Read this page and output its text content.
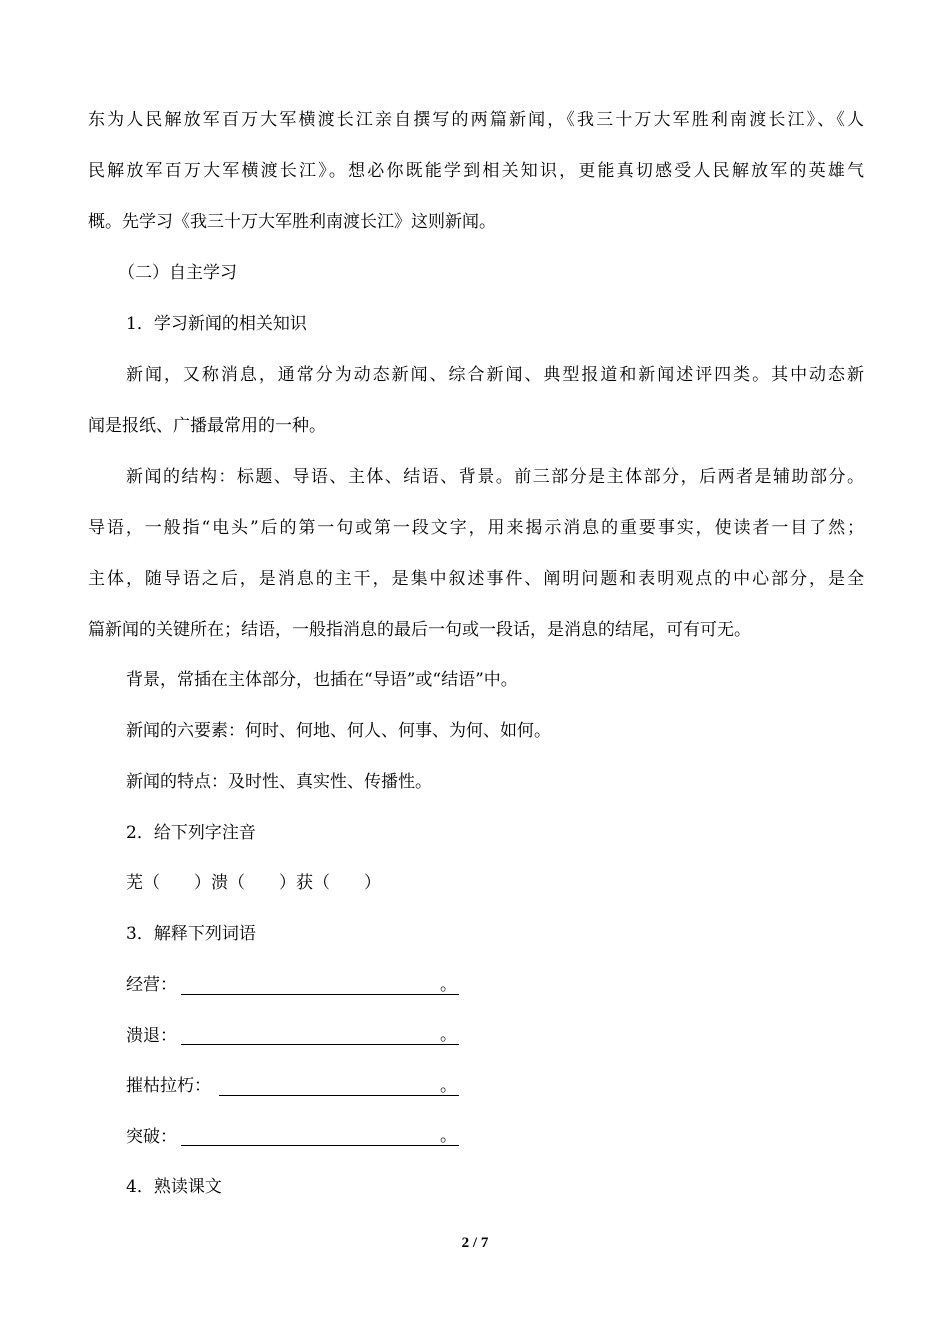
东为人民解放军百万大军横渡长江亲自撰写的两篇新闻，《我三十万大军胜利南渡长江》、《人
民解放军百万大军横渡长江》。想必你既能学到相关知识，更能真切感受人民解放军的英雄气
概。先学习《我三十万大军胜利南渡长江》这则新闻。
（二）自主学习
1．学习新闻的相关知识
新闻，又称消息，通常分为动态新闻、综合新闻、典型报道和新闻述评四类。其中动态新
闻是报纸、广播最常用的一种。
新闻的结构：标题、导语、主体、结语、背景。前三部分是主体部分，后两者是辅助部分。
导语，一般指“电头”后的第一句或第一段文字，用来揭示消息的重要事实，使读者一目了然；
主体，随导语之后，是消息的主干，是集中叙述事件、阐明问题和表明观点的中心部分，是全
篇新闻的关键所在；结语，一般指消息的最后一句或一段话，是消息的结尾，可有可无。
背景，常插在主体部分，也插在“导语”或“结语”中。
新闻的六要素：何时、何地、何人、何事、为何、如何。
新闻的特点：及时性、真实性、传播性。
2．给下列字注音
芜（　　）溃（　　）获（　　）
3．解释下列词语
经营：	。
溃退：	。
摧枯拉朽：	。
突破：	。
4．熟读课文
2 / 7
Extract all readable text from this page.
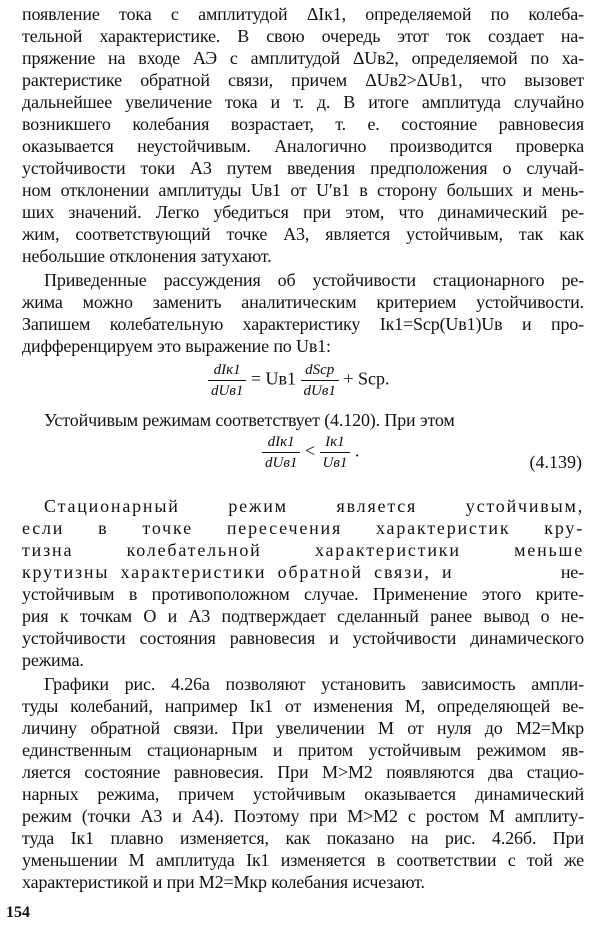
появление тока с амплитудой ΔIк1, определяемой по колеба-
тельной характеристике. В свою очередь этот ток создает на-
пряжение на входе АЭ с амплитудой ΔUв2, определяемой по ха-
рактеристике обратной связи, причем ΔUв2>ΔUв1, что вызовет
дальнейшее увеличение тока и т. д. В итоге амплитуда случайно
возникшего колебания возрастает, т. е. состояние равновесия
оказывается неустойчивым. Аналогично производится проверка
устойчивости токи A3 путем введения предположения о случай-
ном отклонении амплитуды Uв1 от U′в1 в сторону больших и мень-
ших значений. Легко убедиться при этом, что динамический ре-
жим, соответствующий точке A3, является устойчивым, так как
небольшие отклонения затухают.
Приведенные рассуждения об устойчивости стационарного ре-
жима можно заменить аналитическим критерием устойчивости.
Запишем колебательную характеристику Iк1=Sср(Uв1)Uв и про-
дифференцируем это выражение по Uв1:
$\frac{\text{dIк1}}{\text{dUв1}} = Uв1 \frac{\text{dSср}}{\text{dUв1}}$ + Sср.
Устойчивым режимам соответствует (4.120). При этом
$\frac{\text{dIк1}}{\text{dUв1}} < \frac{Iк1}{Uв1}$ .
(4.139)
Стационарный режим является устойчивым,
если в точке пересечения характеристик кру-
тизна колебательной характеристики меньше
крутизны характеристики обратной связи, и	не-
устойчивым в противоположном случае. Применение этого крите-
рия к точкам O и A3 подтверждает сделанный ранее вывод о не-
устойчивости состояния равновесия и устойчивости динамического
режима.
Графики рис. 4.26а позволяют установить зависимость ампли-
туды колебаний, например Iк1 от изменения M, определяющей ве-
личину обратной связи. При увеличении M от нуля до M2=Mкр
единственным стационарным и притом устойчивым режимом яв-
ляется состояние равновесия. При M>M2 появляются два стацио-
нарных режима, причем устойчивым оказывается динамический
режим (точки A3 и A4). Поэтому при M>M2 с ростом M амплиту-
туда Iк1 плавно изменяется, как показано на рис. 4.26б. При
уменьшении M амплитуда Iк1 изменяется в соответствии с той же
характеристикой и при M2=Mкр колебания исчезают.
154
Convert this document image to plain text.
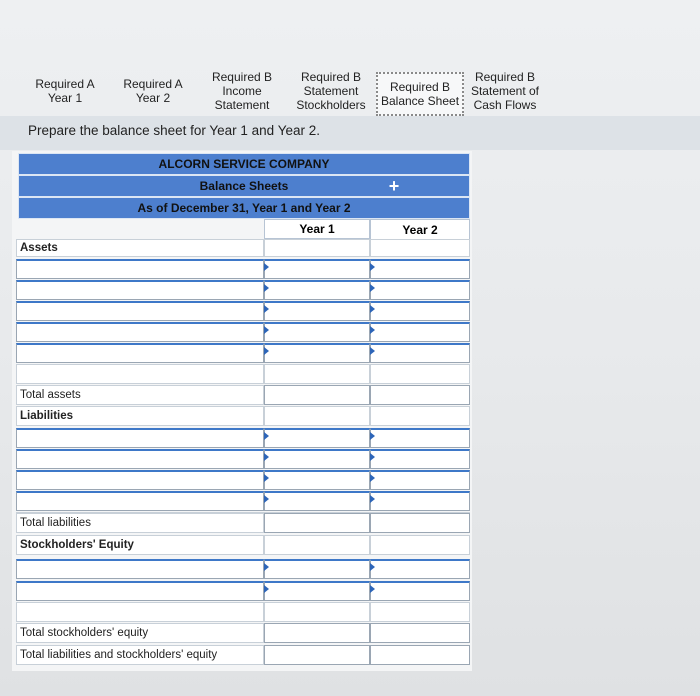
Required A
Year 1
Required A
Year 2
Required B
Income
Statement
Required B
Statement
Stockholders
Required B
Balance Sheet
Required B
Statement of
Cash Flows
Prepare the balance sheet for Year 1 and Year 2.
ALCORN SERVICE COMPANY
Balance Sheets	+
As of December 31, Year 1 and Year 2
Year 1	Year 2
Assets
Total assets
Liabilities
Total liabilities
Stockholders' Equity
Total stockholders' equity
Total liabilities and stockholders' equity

+ + +

# AIM OF THE EXERCISE:
Return nothing except the number of lines that include the string "колебания".

# SOLUTION FOR THIS PROBLEM:
2